(Collected data entries)
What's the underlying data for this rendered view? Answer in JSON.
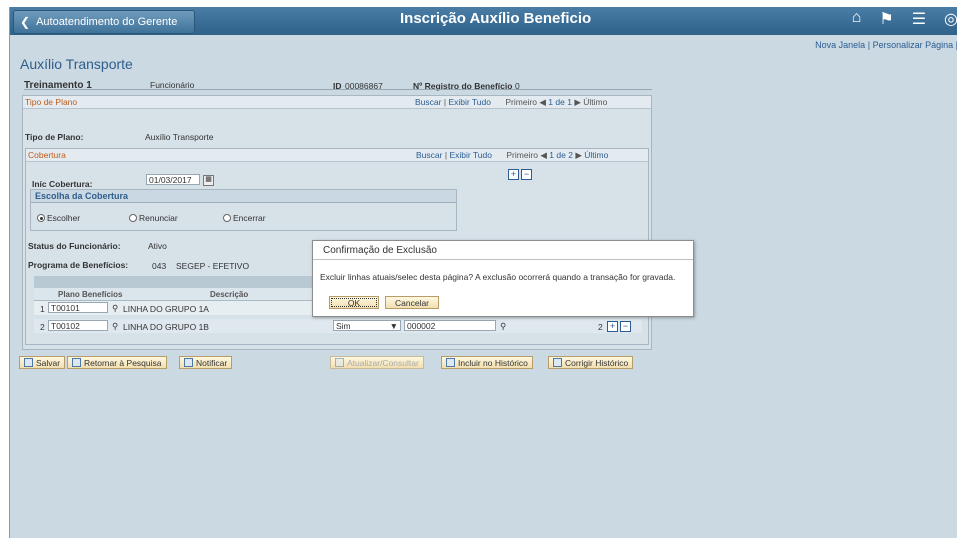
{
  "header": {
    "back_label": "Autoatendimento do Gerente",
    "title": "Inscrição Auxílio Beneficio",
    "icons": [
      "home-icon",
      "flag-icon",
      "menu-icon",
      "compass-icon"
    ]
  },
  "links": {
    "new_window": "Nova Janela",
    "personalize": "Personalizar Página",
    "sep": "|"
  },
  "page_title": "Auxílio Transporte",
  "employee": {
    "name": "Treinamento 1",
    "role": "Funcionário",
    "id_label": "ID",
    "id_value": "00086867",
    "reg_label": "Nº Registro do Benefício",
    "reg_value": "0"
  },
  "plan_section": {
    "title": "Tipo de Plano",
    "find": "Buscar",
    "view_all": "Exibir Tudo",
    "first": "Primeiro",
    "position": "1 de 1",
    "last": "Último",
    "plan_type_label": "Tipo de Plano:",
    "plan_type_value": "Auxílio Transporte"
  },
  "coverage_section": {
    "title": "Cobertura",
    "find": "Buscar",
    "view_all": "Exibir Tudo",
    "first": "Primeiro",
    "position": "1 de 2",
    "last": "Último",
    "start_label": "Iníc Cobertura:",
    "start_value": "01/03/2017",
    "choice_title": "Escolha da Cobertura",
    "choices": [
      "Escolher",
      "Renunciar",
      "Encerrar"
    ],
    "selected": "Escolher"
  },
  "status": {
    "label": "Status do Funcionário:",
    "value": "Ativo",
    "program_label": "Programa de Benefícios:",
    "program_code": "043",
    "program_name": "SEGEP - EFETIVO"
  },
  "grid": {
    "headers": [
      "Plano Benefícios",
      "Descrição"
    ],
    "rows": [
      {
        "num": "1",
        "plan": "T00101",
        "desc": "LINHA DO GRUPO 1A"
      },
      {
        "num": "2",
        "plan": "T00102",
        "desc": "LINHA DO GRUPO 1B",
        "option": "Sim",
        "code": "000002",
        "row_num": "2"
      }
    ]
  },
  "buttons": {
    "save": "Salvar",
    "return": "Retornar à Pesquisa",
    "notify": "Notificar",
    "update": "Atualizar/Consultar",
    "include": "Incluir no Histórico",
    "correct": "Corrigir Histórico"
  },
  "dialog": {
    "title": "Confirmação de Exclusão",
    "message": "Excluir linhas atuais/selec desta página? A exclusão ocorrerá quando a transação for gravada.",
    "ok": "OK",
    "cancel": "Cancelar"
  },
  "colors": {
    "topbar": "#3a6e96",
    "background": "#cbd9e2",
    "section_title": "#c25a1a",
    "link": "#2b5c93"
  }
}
---
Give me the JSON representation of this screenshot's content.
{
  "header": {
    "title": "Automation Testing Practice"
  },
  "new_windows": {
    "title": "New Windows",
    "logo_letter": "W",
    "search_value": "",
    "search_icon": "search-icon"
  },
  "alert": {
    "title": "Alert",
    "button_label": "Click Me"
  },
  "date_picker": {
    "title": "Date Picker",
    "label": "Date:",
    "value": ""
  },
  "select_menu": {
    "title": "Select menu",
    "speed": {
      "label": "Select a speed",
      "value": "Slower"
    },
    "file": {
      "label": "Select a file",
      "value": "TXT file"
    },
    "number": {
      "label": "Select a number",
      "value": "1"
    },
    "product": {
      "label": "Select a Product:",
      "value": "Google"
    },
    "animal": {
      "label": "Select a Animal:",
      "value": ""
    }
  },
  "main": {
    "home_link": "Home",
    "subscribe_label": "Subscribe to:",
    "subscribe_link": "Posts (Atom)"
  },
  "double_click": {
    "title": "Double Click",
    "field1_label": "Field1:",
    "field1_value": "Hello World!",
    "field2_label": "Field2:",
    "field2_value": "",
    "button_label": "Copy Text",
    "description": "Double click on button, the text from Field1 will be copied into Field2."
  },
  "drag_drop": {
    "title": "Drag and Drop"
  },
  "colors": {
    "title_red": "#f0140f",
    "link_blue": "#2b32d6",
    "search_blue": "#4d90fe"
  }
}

--- Exercise aim ---
Track down all lines above with the string "this" and copy them.

--- Worked solution ---
What's the underlying data for this rendered view? Answer in JSON.
Give me the JSON representation of this screenshot's content.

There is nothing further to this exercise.